# [TASK MATERIAL]
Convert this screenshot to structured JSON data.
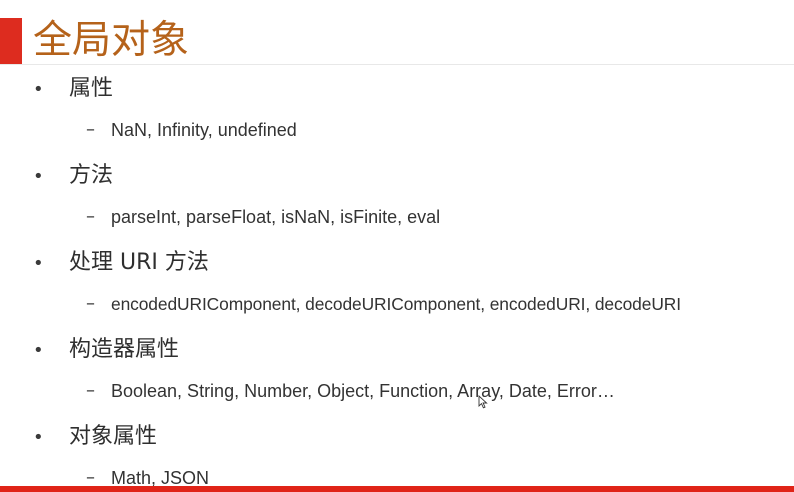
{
  "slide": {
    "title": "全局对象",
    "bullets": [
      {
        "label": "属性",
        "sub": "NaN, Infinity, undefined"
      },
      {
        "label": "方法",
        "sub": "parseInt, parseFloat, isNaN, isFinite, eval"
      },
      {
        "label": "处理 URI 方法",
        "sub": "encodedURIComponent, decodeURIComponent, encodedURI, decodeURI"
      },
      {
        "label": "构造器属性",
        "sub": "Boolean, String, Number, Object, Function, Array, Date, Error…"
      },
      {
        "label": "对象属性",
        "sub": "Math, JSON"
      }
    ],
    "bullet_glyph": "•",
    "sub_glyph": "–"
  },
  "colors": {
    "title_text": "#b5621a",
    "accent_red": "#dd2c1f",
    "bottom_bar": "#e02418",
    "body_text": "#2f2f2f"
  },
  "icons": {
    "cursor": "mouse-pointer-icon"
  }
}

# [YOUR INSTRUCTIONS]
Every entry must be reproduced exactly, with the images left out.

# [EXERCISE ANSWER]
Convert this screenshot to structured JSON data.
{
  "slide": {
    "title": "全局对象",
    "bullets": [
      {
        "label": "属性",
        "sub": "NaN, Infinity, undefined"
      },
      {
        "label": "方法",
        "sub": "parseInt, parseFloat, isNaN, isFinite, eval"
      },
      {
        "label": "处理 URI 方法",
        "sub": "encodedURIComponent, decodeURIComponent, encodedURI, decodeURI"
      },
      {
        "label": "构造器属性",
        "sub": "Boolean, String, Number, Object, Function, Array, Date, Error…"
      },
      {
        "label": "对象属性",
        "sub": "Math, JSON"
      }
    ],
    "bullet_glyph": "•",
    "sub_glyph": "–"
  },
  "colors": {
    "title_text": "#b5621a",
    "accent_red": "#dd2c1f",
    "bottom_bar": "#e02418",
    "body_text": "#2f2f2f"
  },
  "icons": {
    "cursor": "mouse-pointer-icon"
  }
}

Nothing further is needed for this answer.